◆ TASK GOAL ◆
In your copy, include every line of the listing below exactly but none of the pictures.

◆ AVAILABLE RECORDS ◆
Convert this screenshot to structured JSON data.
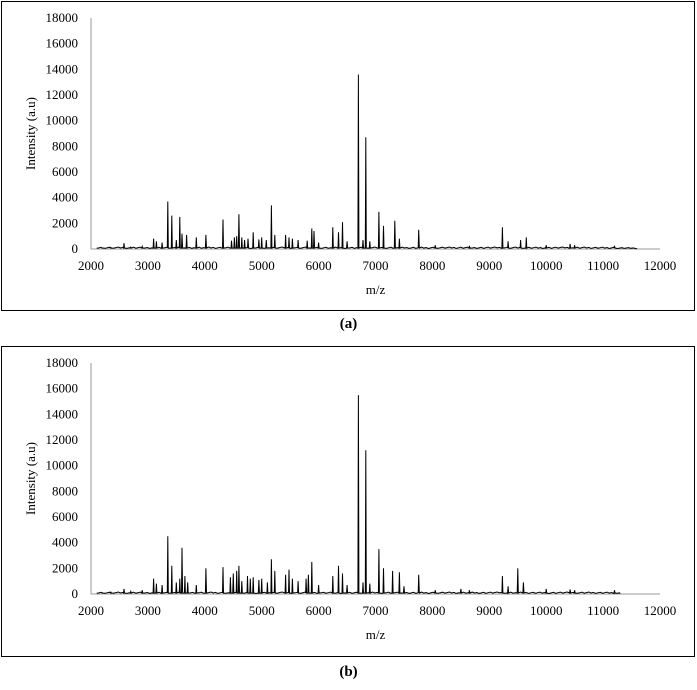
{
  "captions": [
    "(a)",
    "(b)"
  ],
  "chart_data": [
    {
      "type": "line",
      "title": "",
      "xlabel": "m/z",
      "ylabel": "Intensity (a.u)",
      "xlim": [
        2000,
        12000
      ],
      "ylim": [
        0,
        18000
      ],
      "xticks": [
        2000,
        3000,
        4000,
        5000,
        6000,
        7000,
        8000,
        9000,
        10000,
        11000,
        12000
      ],
      "yticks": [
        0,
        2000,
        4000,
        6000,
        8000,
        10000,
        12000,
        14000,
        16000,
        18000
      ],
      "x_end": 11600,
      "grid": false,
      "legend": "none",
      "series": [
        {
          "peaks": [
            [
              2200,
              80
            ],
            [
              2350,
              120
            ],
            [
              2580,
              450
            ],
            [
              2700,
              150
            ],
            [
              2900,
              200
            ],
            [
              3100,
              800
            ],
            [
              3150,
              600
            ],
            [
              3250,
              500
            ],
            [
              3350,
              3700
            ],
            [
              3420,
              2600
            ],
            [
              3500,
              700
            ],
            [
              3560,
              2500
            ],
            [
              3600,
              1200
            ],
            [
              3680,
              1100
            ],
            [
              3850,
              900
            ],
            [
              4020,
              1100
            ],
            [
              4320,
              2300
            ],
            [
              4470,
              650
            ],
            [
              4520,
              900
            ],
            [
              4560,
              1000
            ],
            [
              4600,
              2700
            ],
            [
              4650,
              900
            ],
            [
              4700,
              700
            ],
            [
              4760,
              800
            ],
            [
              4850,
              1300
            ],
            [
              4950,
              750
            ],
            [
              5000,
              900
            ],
            [
              5080,
              700
            ],
            [
              5170,
              3400
            ],
            [
              5230,
              1100
            ],
            [
              5420,
              1100
            ],
            [
              5480,
              900
            ],
            [
              5540,
              800
            ],
            [
              5640,
              700
            ],
            [
              5800,
              650
            ],
            [
              5880,
              1600
            ],
            [
              5920,
              1400
            ],
            [
              6000,
              500
            ],
            [
              6250,
              1700
            ],
            [
              6350,
              1300
            ],
            [
              6420,
              2100
            ],
            [
              6500,
              600
            ],
            [
              6700,
              13600
            ],
            [
              6780,
              700
            ],
            [
              6830,
              8700
            ],
            [
              6900,
              600
            ],
            [
              7060,
              2900
            ],
            [
              7140,
              1800
            ],
            [
              7340,
              2200
            ],
            [
              7420,
              800
            ],
            [
              7760,
              1500
            ],
            [
              8050,
              300
            ],
            [
              8650,
              250
            ],
            [
              9230,
              1700
            ],
            [
              9330,
              600
            ],
            [
              9550,
              700
            ],
            [
              9650,
              900
            ],
            [
              10000,
              300
            ],
            [
              10420,
              400
            ],
            [
              10500,
              300
            ],
            [
              11200,
              250
            ]
          ]
        }
      ]
    },
    {
      "type": "line",
      "title": "",
      "xlabel": "m/z",
      "ylabel": "Intensity (a.u)",
      "xlim": [
        2000,
        12000
      ],
      "ylim": [
        0,
        18000
      ],
      "xticks": [
        2000,
        3000,
        4000,
        5000,
        6000,
        7000,
        8000,
        9000,
        10000,
        11000,
        12000
      ],
      "yticks": [
        0,
        2000,
        4000,
        6000,
        8000,
        10000,
        12000,
        14000,
        16000,
        18000
      ],
      "x_end": 11300,
      "grid": false,
      "legend": "none",
      "series": [
        {
          "peaks": [
            [
              2200,
              100
            ],
            [
              2350,
              150
            ],
            [
              2580,
              400
            ],
            [
              2700,
              200
            ],
            [
              2900,
              300
            ],
            [
              3100,
              1200
            ],
            [
              3150,
              800
            ],
            [
              3250,
              700
            ],
            [
              3350,
              4500
            ],
            [
              3420,
              2200
            ],
            [
              3500,
              900
            ],
            [
              3560,
              1200
            ],
            [
              3600,
              3600
            ],
            [
              3650,
              1400
            ],
            [
              3700,
              900
            ],
            [
              3850,
              700
            ],
            [
              4020,
              2000
            ],
            [
              4320,
              2100
            ],
            [
              4450,
              1300
            ],
            [
              4500,
              1600
            ],
            [
              4560,
              1800
            ],
            [
              4600,
              2200
            ],
            [
              4650,
              1000
            ],
            [
              4750,
              1400
            ],
            [
              4800,
              1200
            ],
            [
              4850,
              1300
            ],
            [
              4950,
              1100
            ],
            [
              5000,
              1200
            ],
            [
              5100,
              900
            ],
            [
              5170,
              2700
            ],
            [
              5230,
              1800
            ],
            [
              5420,
              1500
            ],
            [
              5480,
              1900
            ],
            [
              5540,
              1200
            ],
            [
              5640,
              1000
            ],
            [
              5780,
              1200
            ],
            [
              5820,
              1500
            ],
            [
              5880,
              2500
            ],
            [
              6000,
              700
            ],
            [
              6250,
              1400
            ],
            [
              6350,
              2200
            ],
            [
              6420,
              1600
            ],
            [
              6500,
              700
            ],
            [
              6700,
              15500
            ],
            [
              6780,
              900
            ],
            [
              6830,
              11200
            ],
            [
              6900,
              800
            ],
            [
              7060,
              3500
            ],
            [
              7140,
              2000
            ],
            [
              7300,
              1800
            ],
            [
              7420,
              1700
            ],
            [
              7500,
              600
            ],
            [
              7760,
              1500
            ],
            [
              8050,
              300
            ],
            [
              8500,
              400
            ],
            [
              8650,
              300
            ],
            [
              9230,
              1400
            ],
            [
              9330,
              600
            ],
            [
              9500,
              2000
            ],
            [
              9600,
              900
            ],
            [
              10000,
              400
            ],
            [
              10420,
              350
            ],
            [
              10500,
              300
            ],
            [
              11200,
              300
            ]
          ]
        }
      ]
    }
  ]
}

◆ EXERCISE OUTPUT ◆
Convert this screenshot to structured JSON data.
{
  "captions": [
    "(a)",
    "(b)"
  ],
  "chart_data": [
    {
      "type": "line",
      "title": "",
      "xlabel": "m/z",
      "ylabel": "Intensity (a.u)",
      "xlim": [
        2000,
        12000
      ],
      "ylim": [
        0,
        18000
      ],
      "xticks": [
        2000,
        3000,
        4000,
        5000,
        6000,
        7000,
        8000,
        9000,
        10000,
        11000,
        12000
      ],
      "yticks": [
        0,
        2000,
        4000,
        6000,
        8000,
        10000,
        12000,
        14000,
        16000,
        18000
      ],
      "x_end": 11600,
      "grid": false,
      "legend": "none",
      "series": [
        {
          "peaks": [
            [
              2200,
              80
            ],
            [
              2350,
              120
            ],
            [
              2580,
              450
            ],
            [
              2700,
              150
            ],
            [
              2900,
              200
            ],
            [
              3100,
              800
            ],
            [
              3150,
              600
            ],
            [
              3250,
              500
            ],
            [
              3350,
              3700
            ],
            [
              3420,
              2600
            ],
            [
              3500,
              700
            ],
            [
              3560,
              2500
            ],
            [
              3600,
              1200
            ],
            [
              3680,
              1100
            ],
            [
              3850,
              900
            ],
            [
              4020,
              1100
            ],
            [
              4320,
              2300
            ],
            [
              4470,
              650
            ],
            [
              4520,
              900
            ],
            [
              4560,
              1000
            ],
            [
              4600,
              2700
            ],
            [
              4650,
              900
            ],
            [
              4700,
              700
            ],
            [
              4760,
              800
            ],
            [
              4850,
              1300
            ],
            [
              4950,
              750
            ],
            [
              5000,
              900
            ],
            [
              5080,
              700
            ],
            [
              5170,
              3400
            ],
            [
              5230,
              1100
            ],
            [
              5420,
              1100
            ],
            [
              5480,
              900
            ],
            [
              5540,
              800
            ],
            [
              5640,
              700
            ],
            [
              5800,
              650
            ],
            [
              5880,
              1600
            ],
            [
              5920,
              1400
            ],
            [
              6000,
              500
            ],
            [
              6250,
              1700
            ],
            [
              6350,
              1300
            ],
            [
              6420,
              2100
            ],
            [
              6500,
              600
            ],
            [
              6700,
              13600
            ],
            [
              6780,
              700
            ],
            [
              6830,
              8700
            ],
            [
              6900,
              600
            ],
            [
              7060,
              2900
            ],
            [
              7140,
              1800
            ],
            [
              7340,
              2200
            ],
            [
              7420,
              800
            ],
            [
              7760,
              1500
            ],
            [
              8050,
              300
            ],
            [
              8650,
              250
            ],
            [
              9230,
              1700
            ],
            [
              9330,
              600
            ],
            [
              9550,
              700
            ],
            [
              9650,
              900
            ],
            [
              10000,
              300
            ],
            [
              10420,
              400
            ],
            [
              10500,
              300
            ],
            [
              11200,
              250
            ]
          ]
        }
      ]
    },
    {
      "type": "line",
      "title": "",
      "xlabel": "m/z",
      "ylabel": "Intensity (a.u)",
      "xlim": [
        2000,
        12000
      ],
      "ylim": [
        0,
        18000
      ],
      "xticks": [
        2000,
        3000,
        4000,
        5000,
        6000,
        7000,
        8000,
        9000,
        10000,
        11000,
        12000
      ],
      "yticks": [
        0,
        2000,
        4000,
        6000,
        8000,
        10000,
        12000,
        14000,
        16000,
        18000
      ],
      "x_end": 11300,
      "grid": false,
      "legend": "none",
      "series": [
        {
          "peaks": [
            [
              2200,
              100
            ],
            [
              2350,
              150
            ],
            [
              2580,
              400
            ],
            [
              2700,
              200
            ],
            [
              2900,
              300
            ],
            [
              3100,
              1200
            ],
            [
              3150,
              800
            ],
            [
              3250,
              700
            ],
            [
              3350,
              4500
            ],
            [
              3420,
              2200
            ],
            [
              3500,
              900
            ],
            [
              3560,
              1200
            ],
            [
              3600,
              3600
            ],
            [
              3650,
              1400
            ],
            [
              3700,
              900
            ],
            [
              3850,
              700
            ],
            [
              4020,
              2000
            ],
            [
              4320,
              2100
            ],
            [
              4450,
              1300
            ],
            [
              4500,
              1600
            ],
            [
              4560,
              1800
            ],
            [
              4600,
              2200
            ],
            [
              4650,
              1000
            ],
            [
              4750,
              1400
            ],
            [
              4800,
              1200
            ],
            [
              4850,
              1300
            ],
            [
              4950,
              1100
            ],
            [
              5000,
              1200
            ],
            [
              5100,
              900
            ],
            [
              5170,
              2700
            ],
            [
              5230,
              1800
            ],
            [
              5420,
              1500
            ],
            [
              5480,
              1900
            ],
            [
              5540,
              1200
            ],
            [
              5640,
              1000
            ],
            [
              5780,
              1200
            ],
            [
              5820,
              1500
            ],
            [
              5880,
              2500
            ],
            [
              6000,
              700
            ],
            [
              6250,
              1400
            ],
            [
              6350,
              2200
            ],
            [
              6420,
              1600
            ],
            [
              6500,
              700
            ],
            [
              6700,
              15500
            ],
            [
              6780,
              900
            ],
            [
              6830,
              11200
            ],
            [
              6900,
              800
            ],
            [
              7060,
              3500
            ],
            [
              7140,
              2000
            ],
            [
              7300,
              1800
            ],
            [
              7420,
              1700
            ],
            [
              7500,
              600
            ],
            [
              7760,
              1500
            ],
            [
              8050,
              300
            ],
            [
              8500,
              400
            ],
            [
              8650,
              300
            ],
            [
              9230,
              1400
            ],
            [
              9330,
              600
            ],
            [
              9500,
              2000
            ],
            [
              9600,
              900
            ],
            [
              10000,
              400
            ],
            [
              10420,
              350
            ],
            [
              10500,
              300
            ],
            [
              11200,
              300
            ]
          ]
        }
      ]
    }
  ]
}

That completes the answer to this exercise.